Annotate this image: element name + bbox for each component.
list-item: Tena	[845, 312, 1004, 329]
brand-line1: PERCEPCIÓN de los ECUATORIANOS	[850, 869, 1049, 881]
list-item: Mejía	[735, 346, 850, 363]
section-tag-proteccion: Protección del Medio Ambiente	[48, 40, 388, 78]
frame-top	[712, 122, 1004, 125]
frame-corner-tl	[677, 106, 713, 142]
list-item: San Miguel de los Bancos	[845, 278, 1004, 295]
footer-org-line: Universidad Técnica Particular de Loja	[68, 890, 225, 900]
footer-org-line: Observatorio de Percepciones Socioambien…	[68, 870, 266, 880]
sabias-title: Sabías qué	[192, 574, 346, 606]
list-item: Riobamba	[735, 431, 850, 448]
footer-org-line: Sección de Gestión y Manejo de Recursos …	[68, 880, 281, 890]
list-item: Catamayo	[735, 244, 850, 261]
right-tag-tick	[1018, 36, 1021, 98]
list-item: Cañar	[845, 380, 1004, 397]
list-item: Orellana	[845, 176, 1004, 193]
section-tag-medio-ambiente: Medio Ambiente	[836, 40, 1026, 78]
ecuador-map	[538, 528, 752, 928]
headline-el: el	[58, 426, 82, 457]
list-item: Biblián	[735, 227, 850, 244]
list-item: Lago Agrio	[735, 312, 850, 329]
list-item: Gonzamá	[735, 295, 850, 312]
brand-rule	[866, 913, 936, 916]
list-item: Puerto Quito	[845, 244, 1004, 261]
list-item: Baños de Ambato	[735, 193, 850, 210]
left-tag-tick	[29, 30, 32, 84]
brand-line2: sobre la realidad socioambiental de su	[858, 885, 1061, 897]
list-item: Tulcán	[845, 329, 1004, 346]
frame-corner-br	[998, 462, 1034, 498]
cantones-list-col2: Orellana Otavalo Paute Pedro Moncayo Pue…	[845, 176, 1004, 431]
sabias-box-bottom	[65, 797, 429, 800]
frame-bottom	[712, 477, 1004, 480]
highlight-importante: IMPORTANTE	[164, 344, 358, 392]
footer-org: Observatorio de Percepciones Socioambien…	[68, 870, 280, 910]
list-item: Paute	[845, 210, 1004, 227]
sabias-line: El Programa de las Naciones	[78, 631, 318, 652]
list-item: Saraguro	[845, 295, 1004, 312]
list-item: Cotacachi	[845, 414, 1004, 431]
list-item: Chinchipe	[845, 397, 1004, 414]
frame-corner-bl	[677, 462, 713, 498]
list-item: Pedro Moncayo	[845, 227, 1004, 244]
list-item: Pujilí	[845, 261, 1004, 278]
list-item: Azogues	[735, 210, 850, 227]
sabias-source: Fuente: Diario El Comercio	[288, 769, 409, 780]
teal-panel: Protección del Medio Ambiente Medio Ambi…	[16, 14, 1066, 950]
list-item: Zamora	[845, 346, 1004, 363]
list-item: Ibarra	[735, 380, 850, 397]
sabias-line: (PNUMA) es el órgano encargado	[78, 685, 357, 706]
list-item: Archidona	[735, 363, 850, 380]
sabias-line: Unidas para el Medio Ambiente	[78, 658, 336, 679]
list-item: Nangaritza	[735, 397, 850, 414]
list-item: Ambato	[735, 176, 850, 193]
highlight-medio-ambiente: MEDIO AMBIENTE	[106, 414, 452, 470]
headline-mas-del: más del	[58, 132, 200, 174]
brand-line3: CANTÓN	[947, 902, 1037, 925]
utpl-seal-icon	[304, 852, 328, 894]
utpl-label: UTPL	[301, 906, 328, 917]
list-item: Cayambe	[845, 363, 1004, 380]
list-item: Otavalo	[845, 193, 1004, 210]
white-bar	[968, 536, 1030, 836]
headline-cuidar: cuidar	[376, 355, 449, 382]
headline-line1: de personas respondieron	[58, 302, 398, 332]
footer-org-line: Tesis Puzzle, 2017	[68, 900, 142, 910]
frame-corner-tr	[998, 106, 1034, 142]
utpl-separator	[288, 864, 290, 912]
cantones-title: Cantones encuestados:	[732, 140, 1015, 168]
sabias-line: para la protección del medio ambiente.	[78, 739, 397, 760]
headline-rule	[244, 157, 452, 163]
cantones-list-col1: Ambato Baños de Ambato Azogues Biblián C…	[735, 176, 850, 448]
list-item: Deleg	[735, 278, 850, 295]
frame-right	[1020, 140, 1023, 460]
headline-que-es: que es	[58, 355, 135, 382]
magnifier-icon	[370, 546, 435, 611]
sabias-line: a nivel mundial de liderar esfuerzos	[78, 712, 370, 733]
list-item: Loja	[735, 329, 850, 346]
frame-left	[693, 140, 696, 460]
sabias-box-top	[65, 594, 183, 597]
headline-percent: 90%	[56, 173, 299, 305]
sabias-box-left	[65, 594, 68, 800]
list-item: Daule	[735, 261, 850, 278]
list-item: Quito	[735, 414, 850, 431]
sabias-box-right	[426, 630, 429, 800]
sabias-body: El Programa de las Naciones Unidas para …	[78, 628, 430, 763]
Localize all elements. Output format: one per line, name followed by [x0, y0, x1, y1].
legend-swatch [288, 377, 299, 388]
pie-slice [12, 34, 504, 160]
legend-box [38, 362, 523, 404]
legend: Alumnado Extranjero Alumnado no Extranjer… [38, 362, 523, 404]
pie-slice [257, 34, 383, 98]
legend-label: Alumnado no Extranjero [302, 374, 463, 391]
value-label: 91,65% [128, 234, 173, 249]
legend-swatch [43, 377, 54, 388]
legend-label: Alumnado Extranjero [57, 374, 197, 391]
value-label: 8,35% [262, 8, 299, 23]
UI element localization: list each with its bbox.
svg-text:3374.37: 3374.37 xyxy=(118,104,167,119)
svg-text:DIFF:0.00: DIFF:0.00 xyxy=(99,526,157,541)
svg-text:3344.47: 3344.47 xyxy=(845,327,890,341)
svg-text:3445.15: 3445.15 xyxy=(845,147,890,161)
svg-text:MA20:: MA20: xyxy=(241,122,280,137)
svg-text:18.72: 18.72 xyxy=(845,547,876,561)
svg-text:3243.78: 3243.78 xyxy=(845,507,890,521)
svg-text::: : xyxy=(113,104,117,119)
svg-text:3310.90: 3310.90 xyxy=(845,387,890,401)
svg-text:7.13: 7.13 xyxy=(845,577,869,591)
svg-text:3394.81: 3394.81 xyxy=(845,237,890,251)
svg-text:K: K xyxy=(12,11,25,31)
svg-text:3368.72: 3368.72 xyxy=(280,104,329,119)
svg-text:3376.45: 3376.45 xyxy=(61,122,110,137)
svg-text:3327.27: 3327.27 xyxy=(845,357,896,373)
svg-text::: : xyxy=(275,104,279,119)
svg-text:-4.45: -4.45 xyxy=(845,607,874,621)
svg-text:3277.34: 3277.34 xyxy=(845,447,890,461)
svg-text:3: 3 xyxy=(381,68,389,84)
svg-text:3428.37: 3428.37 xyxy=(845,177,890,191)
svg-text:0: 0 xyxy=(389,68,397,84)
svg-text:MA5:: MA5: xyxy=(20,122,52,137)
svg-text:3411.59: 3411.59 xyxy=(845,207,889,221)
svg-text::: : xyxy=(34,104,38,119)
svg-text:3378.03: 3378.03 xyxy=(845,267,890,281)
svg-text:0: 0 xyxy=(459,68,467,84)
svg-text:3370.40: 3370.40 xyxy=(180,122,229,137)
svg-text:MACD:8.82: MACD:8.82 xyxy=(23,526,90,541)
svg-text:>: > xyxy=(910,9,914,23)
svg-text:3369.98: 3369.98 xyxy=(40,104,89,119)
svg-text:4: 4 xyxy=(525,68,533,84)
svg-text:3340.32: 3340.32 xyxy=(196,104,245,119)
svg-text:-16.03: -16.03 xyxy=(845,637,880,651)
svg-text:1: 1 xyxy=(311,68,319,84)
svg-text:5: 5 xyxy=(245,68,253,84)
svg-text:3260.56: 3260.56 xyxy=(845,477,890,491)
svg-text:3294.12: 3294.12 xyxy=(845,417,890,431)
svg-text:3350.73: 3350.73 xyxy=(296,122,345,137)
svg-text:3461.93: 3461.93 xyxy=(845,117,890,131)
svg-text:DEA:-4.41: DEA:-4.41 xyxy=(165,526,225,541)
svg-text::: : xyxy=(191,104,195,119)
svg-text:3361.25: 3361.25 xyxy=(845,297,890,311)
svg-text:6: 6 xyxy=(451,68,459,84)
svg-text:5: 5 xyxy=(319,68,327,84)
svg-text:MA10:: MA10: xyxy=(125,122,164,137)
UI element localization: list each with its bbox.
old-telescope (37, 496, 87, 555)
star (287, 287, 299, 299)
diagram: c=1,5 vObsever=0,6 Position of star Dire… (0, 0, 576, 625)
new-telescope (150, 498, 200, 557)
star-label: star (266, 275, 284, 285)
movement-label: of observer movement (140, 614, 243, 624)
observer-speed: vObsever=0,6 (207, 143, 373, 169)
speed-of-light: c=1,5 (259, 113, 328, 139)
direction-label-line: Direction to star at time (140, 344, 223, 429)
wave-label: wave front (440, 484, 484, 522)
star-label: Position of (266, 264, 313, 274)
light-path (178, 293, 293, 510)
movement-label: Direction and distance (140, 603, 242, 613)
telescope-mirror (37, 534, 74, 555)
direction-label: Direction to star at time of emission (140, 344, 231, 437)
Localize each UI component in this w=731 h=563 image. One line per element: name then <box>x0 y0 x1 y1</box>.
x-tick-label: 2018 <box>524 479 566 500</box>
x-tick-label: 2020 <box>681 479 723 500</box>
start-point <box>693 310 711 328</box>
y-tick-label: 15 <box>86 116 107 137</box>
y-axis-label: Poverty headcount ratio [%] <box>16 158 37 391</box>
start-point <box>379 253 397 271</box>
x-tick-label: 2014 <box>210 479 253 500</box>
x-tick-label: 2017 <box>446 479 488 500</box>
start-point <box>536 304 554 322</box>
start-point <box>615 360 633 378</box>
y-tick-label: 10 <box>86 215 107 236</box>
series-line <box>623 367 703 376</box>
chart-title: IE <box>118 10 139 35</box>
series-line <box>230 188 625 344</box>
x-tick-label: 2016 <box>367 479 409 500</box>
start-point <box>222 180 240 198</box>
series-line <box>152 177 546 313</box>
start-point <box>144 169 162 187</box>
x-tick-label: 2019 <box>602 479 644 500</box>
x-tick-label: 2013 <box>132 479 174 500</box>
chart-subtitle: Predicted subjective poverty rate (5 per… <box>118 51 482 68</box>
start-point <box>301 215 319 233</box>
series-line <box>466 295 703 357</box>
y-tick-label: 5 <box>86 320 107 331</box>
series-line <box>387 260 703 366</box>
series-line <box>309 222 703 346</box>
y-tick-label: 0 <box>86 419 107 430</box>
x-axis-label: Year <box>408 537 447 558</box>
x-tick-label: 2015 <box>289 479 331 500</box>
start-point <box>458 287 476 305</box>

### [Given problem]
Quote word for word every line from the beginning of the material through the line containing "344, 358, 392]", including that line.

### [Task result]
Annotate this image: element name + bbox for each component.
list-item: Tena	[845, 312, 1004, 329]
brand-line1: PERCEPCIÓN de los ECUATORIANOS	[850, 869, 1049, 881]
list-item: Mejía	[735, 346, 850, 363]
section-tag-proteccion: Protección del Medio Ambiente	[48, 40, 388, 78]
frame-top	[712, 122, 1004, 125]
frame-corner-tl	[677, 106, 713, 142]
list-item: San Miguel de los Bancos	[845, 278, 1004, 295]
footer-org-line: Universidad Técnica Particular de Loja	[68, 890, 225, 900]
footer-org-line: Observatorio de Percepciones Socioambien…	[68, 870, 266, 880]
sabias-title: Sabías qué	[192, 574, 346, 606]
list-item: Riobamba	[735, 431, 850, 448]
footer-org-line: Sección de Gestión y Manejo de Recursos …	[68, 880, 281, 890]
list-item: Catamayo	[735, 244, 850, 261]
right-tag-tick	[1018, 36, 1021, 98]
list-item: Cañar	[845, 380, 1004, 397]
list-item: Orellana	[845, 176, 1004, 193]
section-tag-medio-ambiente: Medio Ambiente	[836, 40, 1026, 78]
ecuador-map	[538, 528, 752, 928]
headline-el: el	[58, 426, 82, 457]
list-item: Biblián	[735, 227, 850, 244]
list-item: Lago Agrio	[735, 312, 850, 329]
list-item: Gonzamá	[735, 295, 850, 312]
brand-rule	[866, 913, 936, 916]
list-item: Puerto Quito	[845, 244, 1004, 261]
list-item: Baños de Ambato	[735, 193, 850, 210]
left-tag-tick	[29, 30, 32, 84]
brand-line2: sobre la realidad socioambiental de su	[858, 885, 1061, 897]
list-item: Tulcán	[845, 329, 1004, 346]
frame-corner-br	[998, 462, 1034, 498]
cantones-list-col2: Orellana Otavalo Paute Pedro Moncayo Pue…	[845, 176, 1004, 431]
sabias-box-bottom	[65, 797, 429, 800]
frame-bottom	[712, 477, 1004, 480]
highlight-importante: IMPORTANTE	[164, 344, 358, 392]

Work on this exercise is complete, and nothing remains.